Exercise prompt: Give every entry again, unchanged, and leave its images out.

Recorded data:
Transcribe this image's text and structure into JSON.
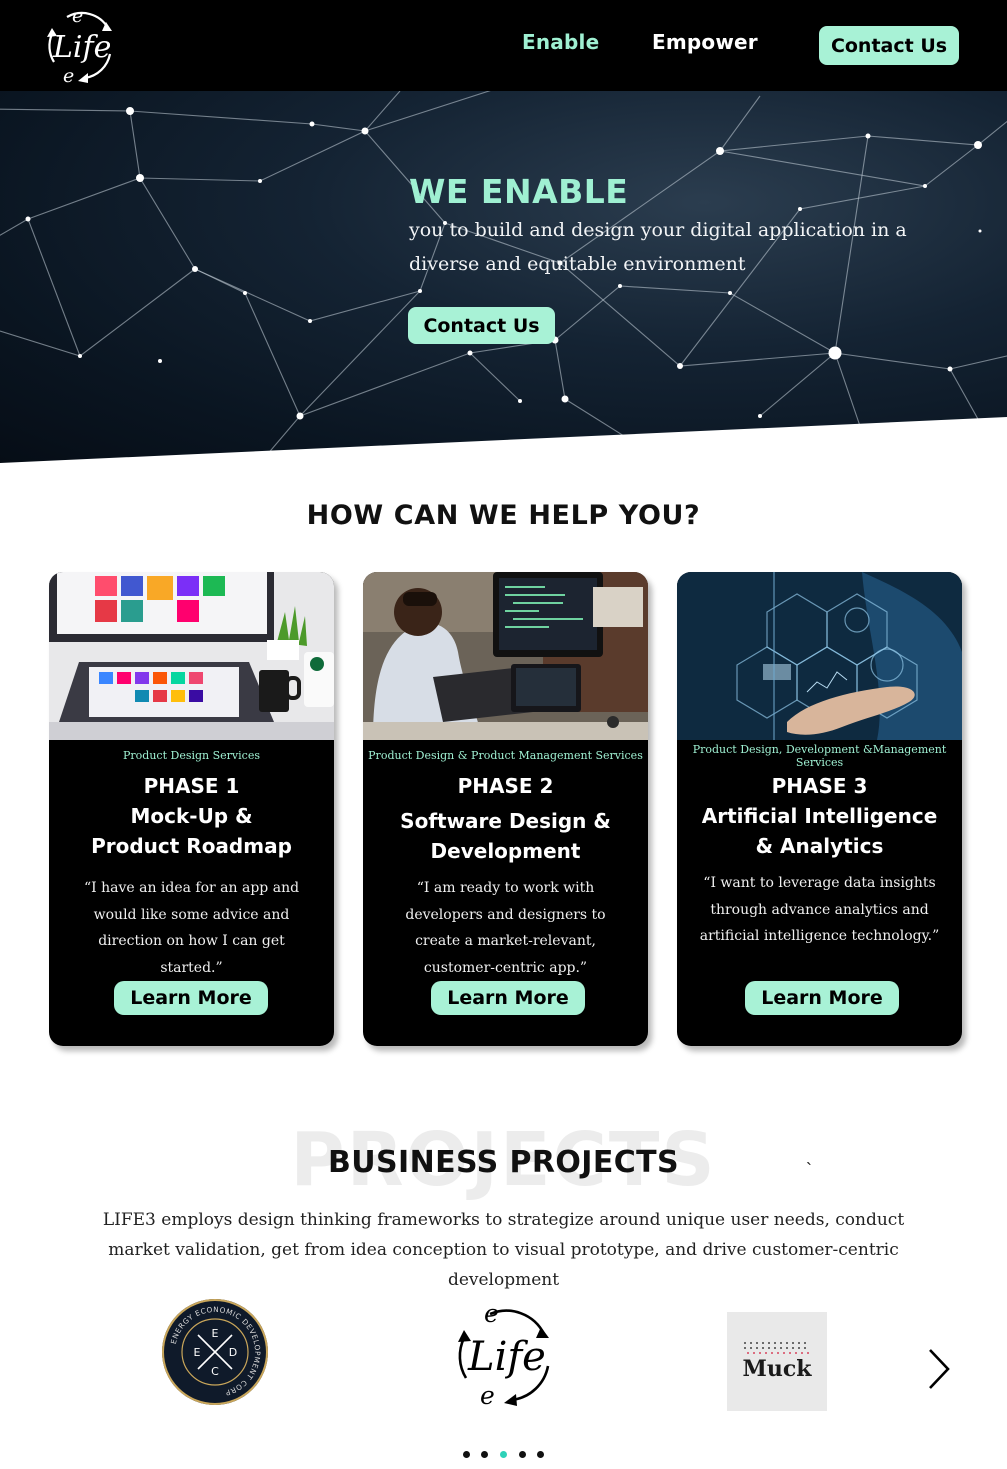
{
  "nav": {
    "logo_text": "Life",
    "logo_letter_top": "e",
    "logo_letter_bottom": "e",
    "links": [
      "Enable",
      "Empower"
    ],
    "contact_label": "Contact Us"
  },
  "hero": {
    "title": "WE ENABLE",
    "text": "you to build and design your digital application in a diverse and equitable environment",
    "button_label": "Contact Us"
  },
  "help": {
    "title": "HOW CAN WE HELP YOU?",
    "cards": [
      {
        "subtitle": "Product Design Services",
        "title_lines": [
          "PHASE 1",
          "Mock-Up &",
          "Product Roadmap"
        ],
        "quote": "“I have an idea for an app and would like some advice and direction on how I can get started.”",
        "button_label": "Learn More"
      },
      {
        "subtitle": "Product Design & Product Management Services",
        "title_lines": [
          "PHASE 2",
          "Software Design &",
          "Development"
        ],
        "quote": "“I am ready to work with developers and designers to create a market-relevant, customer-centric app.”",
        "button_label": "Learn More"
      },
      {
        "subtitle": "Product Design, Development &Management Services",
        "title_lines": [
          "PHASE 3",
          "Artificial Intelligence",
          "& Analytics"
        ],
        "quote": "“I want to leverage data insights through advance analytics and artificial intelligence technology.”",
        "button_label": "Learn More"
      }
    ]
  },
  "projects": {
    "ghost": "PROJECTS",
    "title": "BUSINESS PROJECTS",
    "stray_mark": "`",
    "description": "LIFE3 employs design thinking frameworks to strategize around unique user needs, conduct market validation, get from idea conception to visual prototype, and drive customer-centric development",
    "logos": [
      {
        "name": "eedc",
        "ring_text": "ENERGY ECONOMIC DEVELOPMENT CORP",
        "letters": [
          "E",
          "E",
          "D",
          "C"
        ]
      },
      {
        "name": "life3",
        "text": "Life",
        "letter": "e"
      },
      {
        "name": "muck",
        "text": "Muck"
      }
    ],
    "carousel_dots": 5,
    "active_dot": 2
  },
  "colors": {
    "accent": "#a8f2d6",
    "accent_text": "#9ff0d2",
    "nav_bg": "#000000",
    "card_bg": "#000000",
    "active_dot": "#2ed1b8"
  }
}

Response:
Transcribe this image's text and structure into JSON.
{
  "nav": {
    "logo_text": "Life",
    "logo_letter_top": "e",
    "logo_letter_bottom": "e",
    "links": [
      "Enable",
      "Empower"
    ],
    "contact_label": "Contact Us"
  },
  "hero": {
    "title": "WE ENABLE",
    "text": "you to build and design your digital application in a diverse and equitable environment",
    "button_label": "Contact Us"
  },
  "help": {
    "title": "HOW CAN WE HELP YOU?",
    "cards": [
      {
        "subtitle": "Product Design Services",
        "title_lines": [
          "PHASE 1",
          "Mock-Up &",
          "Product Roadmap"
        ],
        "quote": "“I have an idea for an app and would like some advice and direction on how I can get started.”",
        "button_label": "Learn More"
      },
      {
        "subtitle": "Product Design & Product Management Services",
        "title_lines": [
          "PHASE 2",
          "Software Design &",
          "Development"
        ],
        "quote": "“I am ready to work with developers and designers to create a market-relevant, customer-centric app.”",
        "button_label": "Learn More"
      },
      {
        "subtitle": "Product Design, Development &Management Services",
        "title_lines": [
          "PHASE 3",
          "Artificial Intelligence",
          "& Analytics"
        ],
        "quote": "“I want to leverage data insights through advance analytics and artificial intelligence technology.”",
        "button_label": "Learn More"
      }
    ]
  },
  "projects": {
    "ghost": "PROJECTS",
    "title": "BUSINESS PROJECTS",
    "stray_mark": "`",
    "description": "LIFE3 employs design thinking frameworks to strategize around unique user needs, conduct market validation, get from idea conception to visual prototype, and drive customer-centric development",
    "logos": [
      {
        "name": "eedc",
        "ring_text": "ENERGY ECONOMIC DEVELOPMENT CORP",
        "letters": [
          "E",
          "E",
          "D",
          "C"
        ]
      },
      {
        "name": "life3",
        "text": "Life",
        "letter": "e"
      },
      {
        "name": "muck",
        "text": "Muck"
      }
    ],
    "carousel_dots": 5,
    "active_dot": 2
  },
  "colors": {
    "accent": "#a8f2d6",
    "accent_text": "#9ff0d2",
    "nav_bg": "#000000",
    "card_bg": "#000000",
    "active_dot": "#2ed1b8"
  }
}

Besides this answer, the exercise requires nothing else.